### EXERCISE OBJECTIVE:
Can you write out all the lines word for word, with no pictures?

[Stored data entries]

----------------------------------------

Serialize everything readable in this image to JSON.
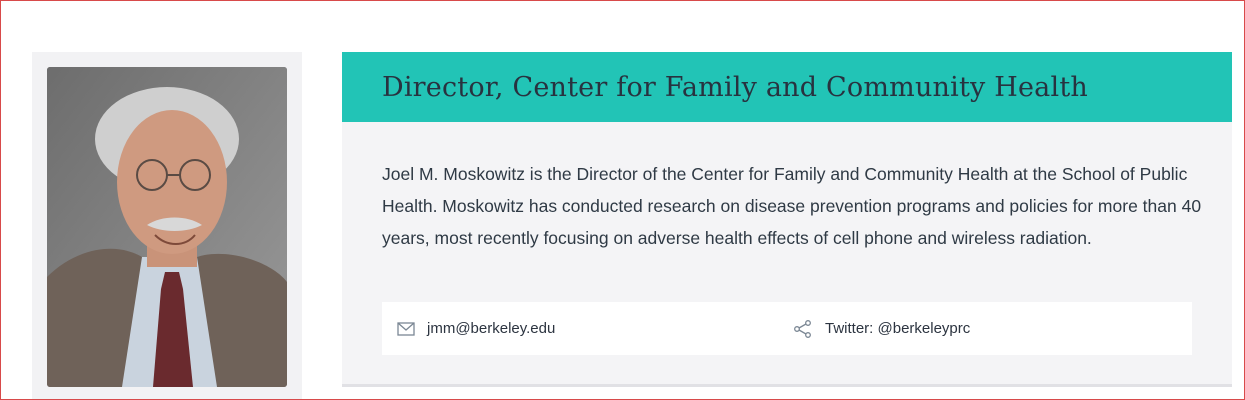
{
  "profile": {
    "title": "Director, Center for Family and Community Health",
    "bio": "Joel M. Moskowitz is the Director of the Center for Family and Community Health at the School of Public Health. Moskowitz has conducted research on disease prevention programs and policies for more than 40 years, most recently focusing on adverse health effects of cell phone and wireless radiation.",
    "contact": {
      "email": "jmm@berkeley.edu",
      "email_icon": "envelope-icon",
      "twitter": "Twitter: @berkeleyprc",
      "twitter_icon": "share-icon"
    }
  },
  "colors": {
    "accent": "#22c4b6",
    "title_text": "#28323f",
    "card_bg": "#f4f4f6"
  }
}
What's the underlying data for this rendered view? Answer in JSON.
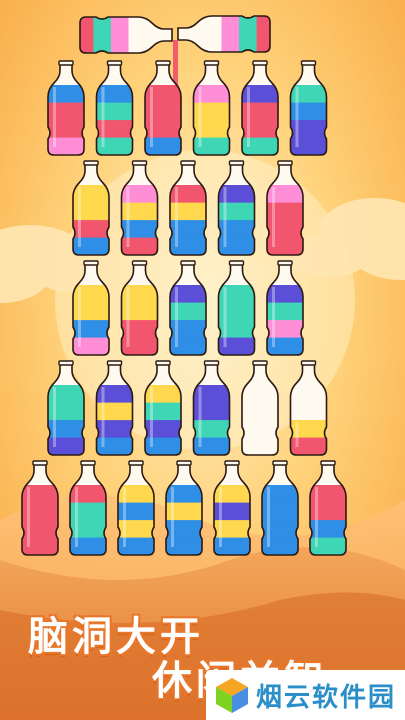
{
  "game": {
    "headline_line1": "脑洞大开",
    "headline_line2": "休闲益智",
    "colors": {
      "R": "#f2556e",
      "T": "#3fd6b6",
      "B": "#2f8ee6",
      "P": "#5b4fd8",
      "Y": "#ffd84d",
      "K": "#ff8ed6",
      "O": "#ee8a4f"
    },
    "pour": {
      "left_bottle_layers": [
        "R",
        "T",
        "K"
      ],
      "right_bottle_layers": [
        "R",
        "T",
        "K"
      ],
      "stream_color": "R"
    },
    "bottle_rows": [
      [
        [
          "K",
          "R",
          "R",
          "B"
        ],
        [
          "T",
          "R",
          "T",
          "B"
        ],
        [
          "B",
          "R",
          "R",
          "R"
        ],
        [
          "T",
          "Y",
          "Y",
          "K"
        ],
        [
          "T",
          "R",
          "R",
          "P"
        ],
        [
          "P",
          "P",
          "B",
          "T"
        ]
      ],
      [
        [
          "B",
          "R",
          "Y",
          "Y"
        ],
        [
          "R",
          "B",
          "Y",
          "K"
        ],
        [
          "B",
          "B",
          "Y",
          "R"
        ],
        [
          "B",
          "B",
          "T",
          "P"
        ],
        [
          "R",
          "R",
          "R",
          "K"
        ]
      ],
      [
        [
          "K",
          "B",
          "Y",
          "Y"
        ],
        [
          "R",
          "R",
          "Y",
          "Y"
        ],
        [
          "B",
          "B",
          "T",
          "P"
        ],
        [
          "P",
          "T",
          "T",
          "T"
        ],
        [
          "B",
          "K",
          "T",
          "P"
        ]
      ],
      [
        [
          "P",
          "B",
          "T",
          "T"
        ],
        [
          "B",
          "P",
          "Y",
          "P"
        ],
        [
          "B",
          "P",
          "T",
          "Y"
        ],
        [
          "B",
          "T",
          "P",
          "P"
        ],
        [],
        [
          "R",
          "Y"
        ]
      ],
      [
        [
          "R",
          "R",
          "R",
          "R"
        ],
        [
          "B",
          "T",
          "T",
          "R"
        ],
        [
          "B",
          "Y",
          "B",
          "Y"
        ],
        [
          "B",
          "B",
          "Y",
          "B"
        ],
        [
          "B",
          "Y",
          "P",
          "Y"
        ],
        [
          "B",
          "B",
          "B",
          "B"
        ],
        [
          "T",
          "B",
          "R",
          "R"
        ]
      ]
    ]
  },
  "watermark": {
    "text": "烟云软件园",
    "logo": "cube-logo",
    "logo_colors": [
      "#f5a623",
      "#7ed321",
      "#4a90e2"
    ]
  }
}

----------------------------------------

### TASK SOLUTION:
Serialize everything readable in this image to JSON.
{
  "profile": {
    "title": "Director, Center for Family and Community Health",
    "bio": "Joel M. Moskowitz is the Director of the Center for Family and Community Health at the School of Public Health. Moskowitz has conducted research on disease prevention programs and policies for more than 40 years, most recently focusing on adverse health effects of cell phone and wireless radiation.",
    "contact": {
      "email": "jmm@berkeley.edu",
      "email_icon": "envelope-icon",
      "twitter": "Twitter: @berkeleyprc",
      "twitter_icon": "share-icon"
    }
  },
  "colors": {
    "accent": "#22c4b6",
    "title_text": "#28323f",
    "card_bg": "#f4f4f6"
  }
}
What's the underlying data for this rendered view? Answer in JSON.
{
  "game": {
    "headline_line1": "脑洞大开",
    "headline_line2": "休闲益智",
    "colors": {
      "R": "#f2556e",
      "T": "#3fd6b6",
      "B": "#2f8ee6",
      "P": "#5b4fd8",
      "Y": "#ffd84d",
      "K": "#ff8ed6",
      "O": "#ee8a4f"
    },
    "pour": {
      "left_bottle_layers": [
        "R",
        "T",
        "K"
      ],
      "right_bottle_layers": [
        "R",
        "T",
        "K"
      ],
      "stream_color": "R"
    },
    "bottle_rows": [
      [
        [
          "K",
          "R",
          "R",
          "B"
        ],
        [
          "T",
          "R",
          "T",
          "B"
        ],
        [
          "B",
          "R",
          "R",
          "R"
        ],
        [
          "T",
          "Y",
          "Y",
          "K"
        ],
        [
          "T",
          "R",
          "R",
          "P"
        ],
        [
          "P",
          "P",
          "B",
          "T"
        ]
      ],
      [
        [
          "B",
          "R",
          "Y",
          "Y"
        ],
        [
          "R",
          "B",
          "Y",
          "K"
        ],
        [
          "B",
          "B",
          "Y",
          "R"
        ],
        [
          "B",
          "B",
          "T",
          "P"
        ],
        [
          "R",
          "R",
          "R",
          "K"
        ]
      ],
      [
        [
          "K",
          "B",
          "Y",
          "Y"
        ],
        [
          "R",
          "R",
          "Y",
          "Y"
        ],
        [
          "B",
          "B",
          "T",
          "P"
        ],
        [
          "P",
          "T",
          "T",
          "T"
        ],
        [
          "B",
          "K",
          "T",
          "P"
        ]
      ],
      [
        [
          "P",
          "B",
          "T",
          "T"
        ],
        [
          "B",
          "P",
          "Y",
          "P"
        ],
        [
          "B",
          "P",
          "T",
          "Y"
        ],
        [
          "B",
          "T",
          "P",
          "P"
        ],
        [],
        [
          "R",
          "Y"
        ]
      ],
      [
        [
          "R",
          "R",
          "R",
          "R"
        ],
        [
          "B",
          "T",
          "T",
          "R"
        ],
        [
          "B",
          "Y",
          "B",
          "Y"
        ],
        [
          "B",
          "B",
          "Y",
          "B"
        ],
        [
          "B",
          "Y",
          "P",
          "Y"
        ],
        [
          "B",
          "B",
          "B",
          "B"
        ],
        [
          "T",
          "B",
          "R",
          "R"
        ]
      ]
    ]
  },
  "watermark": {
    "text": "烟云软件园",
    "logo": "cube-logo",
    "logo_colors": [
      "#f5a623",
      "#7ed321",
      "#4a90e2"
    ]
  }
}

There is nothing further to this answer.